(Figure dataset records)
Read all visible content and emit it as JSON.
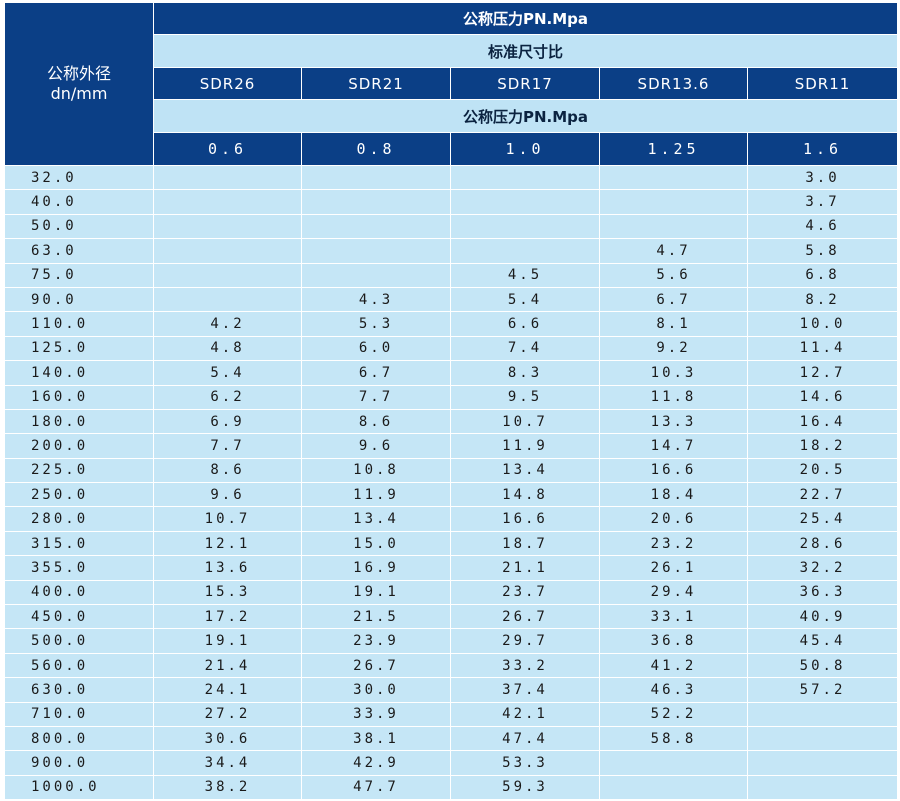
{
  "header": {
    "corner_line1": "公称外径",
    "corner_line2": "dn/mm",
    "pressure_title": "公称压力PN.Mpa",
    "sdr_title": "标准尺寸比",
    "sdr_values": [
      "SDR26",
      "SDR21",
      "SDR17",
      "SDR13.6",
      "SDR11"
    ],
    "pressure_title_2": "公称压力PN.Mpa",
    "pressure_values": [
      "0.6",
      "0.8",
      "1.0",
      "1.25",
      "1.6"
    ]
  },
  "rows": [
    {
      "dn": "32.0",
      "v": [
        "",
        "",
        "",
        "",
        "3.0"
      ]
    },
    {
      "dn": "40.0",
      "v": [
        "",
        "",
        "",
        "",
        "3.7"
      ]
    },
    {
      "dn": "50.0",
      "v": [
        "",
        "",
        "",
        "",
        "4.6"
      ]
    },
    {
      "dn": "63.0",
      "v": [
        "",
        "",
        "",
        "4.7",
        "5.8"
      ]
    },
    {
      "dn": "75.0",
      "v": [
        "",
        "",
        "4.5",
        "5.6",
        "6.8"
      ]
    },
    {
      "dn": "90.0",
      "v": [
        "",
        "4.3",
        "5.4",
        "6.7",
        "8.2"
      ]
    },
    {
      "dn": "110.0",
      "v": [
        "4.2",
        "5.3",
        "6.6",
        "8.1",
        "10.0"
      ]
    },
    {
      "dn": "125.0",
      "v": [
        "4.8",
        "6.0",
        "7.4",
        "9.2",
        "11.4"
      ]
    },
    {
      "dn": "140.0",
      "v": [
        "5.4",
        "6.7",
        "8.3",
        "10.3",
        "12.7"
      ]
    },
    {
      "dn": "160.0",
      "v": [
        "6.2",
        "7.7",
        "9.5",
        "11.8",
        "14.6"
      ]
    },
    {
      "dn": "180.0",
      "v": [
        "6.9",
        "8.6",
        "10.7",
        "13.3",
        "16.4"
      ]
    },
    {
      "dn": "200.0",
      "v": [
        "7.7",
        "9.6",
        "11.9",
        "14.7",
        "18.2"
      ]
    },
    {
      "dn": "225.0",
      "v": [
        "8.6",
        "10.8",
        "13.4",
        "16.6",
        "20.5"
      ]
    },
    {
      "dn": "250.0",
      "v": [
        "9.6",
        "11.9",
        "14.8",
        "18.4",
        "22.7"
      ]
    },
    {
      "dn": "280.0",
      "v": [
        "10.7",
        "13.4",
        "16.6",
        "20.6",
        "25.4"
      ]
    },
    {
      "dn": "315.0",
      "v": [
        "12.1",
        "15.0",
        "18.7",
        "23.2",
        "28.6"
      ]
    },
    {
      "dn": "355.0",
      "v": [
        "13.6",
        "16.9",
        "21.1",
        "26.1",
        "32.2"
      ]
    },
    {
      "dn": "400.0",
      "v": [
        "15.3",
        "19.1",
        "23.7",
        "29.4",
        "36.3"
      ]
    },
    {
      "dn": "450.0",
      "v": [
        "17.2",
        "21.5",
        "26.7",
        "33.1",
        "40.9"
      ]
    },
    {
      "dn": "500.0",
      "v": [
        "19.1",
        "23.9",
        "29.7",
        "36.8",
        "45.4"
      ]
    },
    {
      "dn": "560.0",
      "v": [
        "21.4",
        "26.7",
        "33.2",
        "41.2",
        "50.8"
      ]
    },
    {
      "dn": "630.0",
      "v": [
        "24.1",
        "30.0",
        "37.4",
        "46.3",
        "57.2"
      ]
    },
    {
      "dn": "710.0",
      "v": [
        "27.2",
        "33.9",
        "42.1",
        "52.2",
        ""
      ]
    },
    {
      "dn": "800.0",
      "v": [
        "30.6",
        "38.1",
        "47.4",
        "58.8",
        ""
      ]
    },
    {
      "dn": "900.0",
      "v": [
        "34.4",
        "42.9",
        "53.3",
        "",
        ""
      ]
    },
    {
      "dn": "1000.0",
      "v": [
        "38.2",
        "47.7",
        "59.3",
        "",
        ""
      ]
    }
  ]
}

→ What this task involves: Check each line of the data above for the string "公称压力PN" and report only how many lines have it.

→ Output for this task: 2